begin Exercise input
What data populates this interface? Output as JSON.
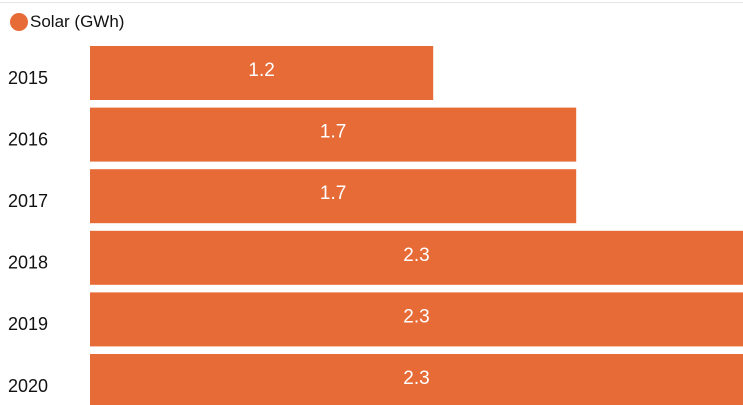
{
  "legend": {
    "label": "Solar (GWh)"
  },
  "colors": {
    "bar": "#E66B37",
    "bar_label": "#FFFFFF",
    "axis_label": "#111111"
  },
  "chart_data": {
    "type": "bar",
    "orientation": "horizontal",
    "categories": [
      "2015",
      "2016",
      "2017",
      "2018",
      "2019",
      "2020"
    ],
    "series": [
      {
        "name": "Solar (GWh)",
        "values": [
          1.2,
          1.7,
          1.7,
          2.3,
          2.3,
          2.3
        ]
      }
    ],
    "data_labels": [
      "1.2",
      "1.7",
      "1.7",
      "2.3",
      "2.3",
      "2.3"
    ],
    "legend_position": "top-left",
    "grid": false
  }
}
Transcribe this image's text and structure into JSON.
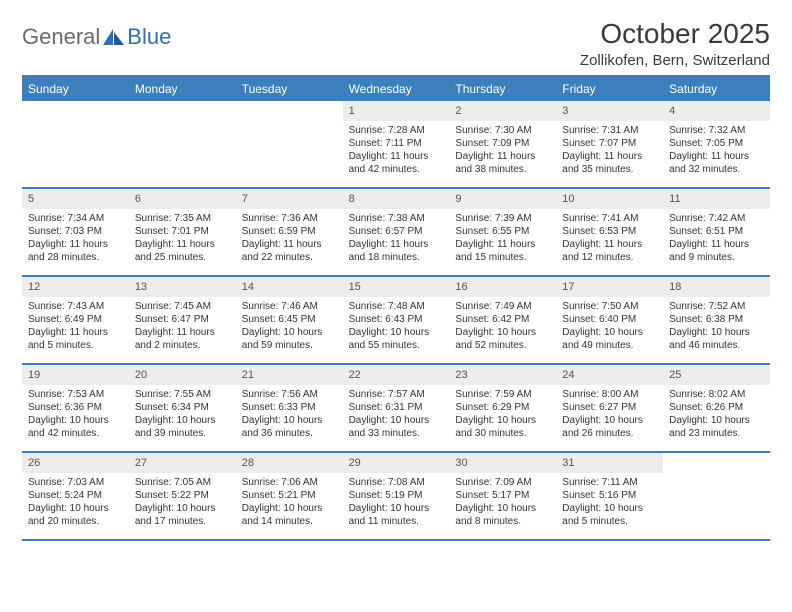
end Exercise input
- The task
Please repeat the entries exactly. Do not include the pictures.

- Solution to this exercise
What data populates this interface? Output as JSON.
{
  "legend": {
    "label": "Solar (GWh)"
  },
  "colors": {
    "bar": "#E66B37",
    "bar_label": "#FFFFFF",
    "axis_label": "#111111"
  },
  "chart_data": {
    "type": "bar",
    "orientation": "horizontal",
    "categories": [
      "2015",
      "2016",
      "2017",
      "2018",
      "2019",
      "2020"
    ],
    "series": [
      {
        "name": "Solar (GWh)",
        "values": [
          1.2,
          1.7,
          1.7,
          2.3,
          2.3,
          2.3
        ]
      }
    ],
    "data_labels": [
      "1.2",
      "1.7",
      "1.7",
      "2.3",
      "2.3",
      "2.3"
    ],
    "legend_position": "top-left",
    "grid": false
  }
}
Transcribe this image's text and structure into JSON.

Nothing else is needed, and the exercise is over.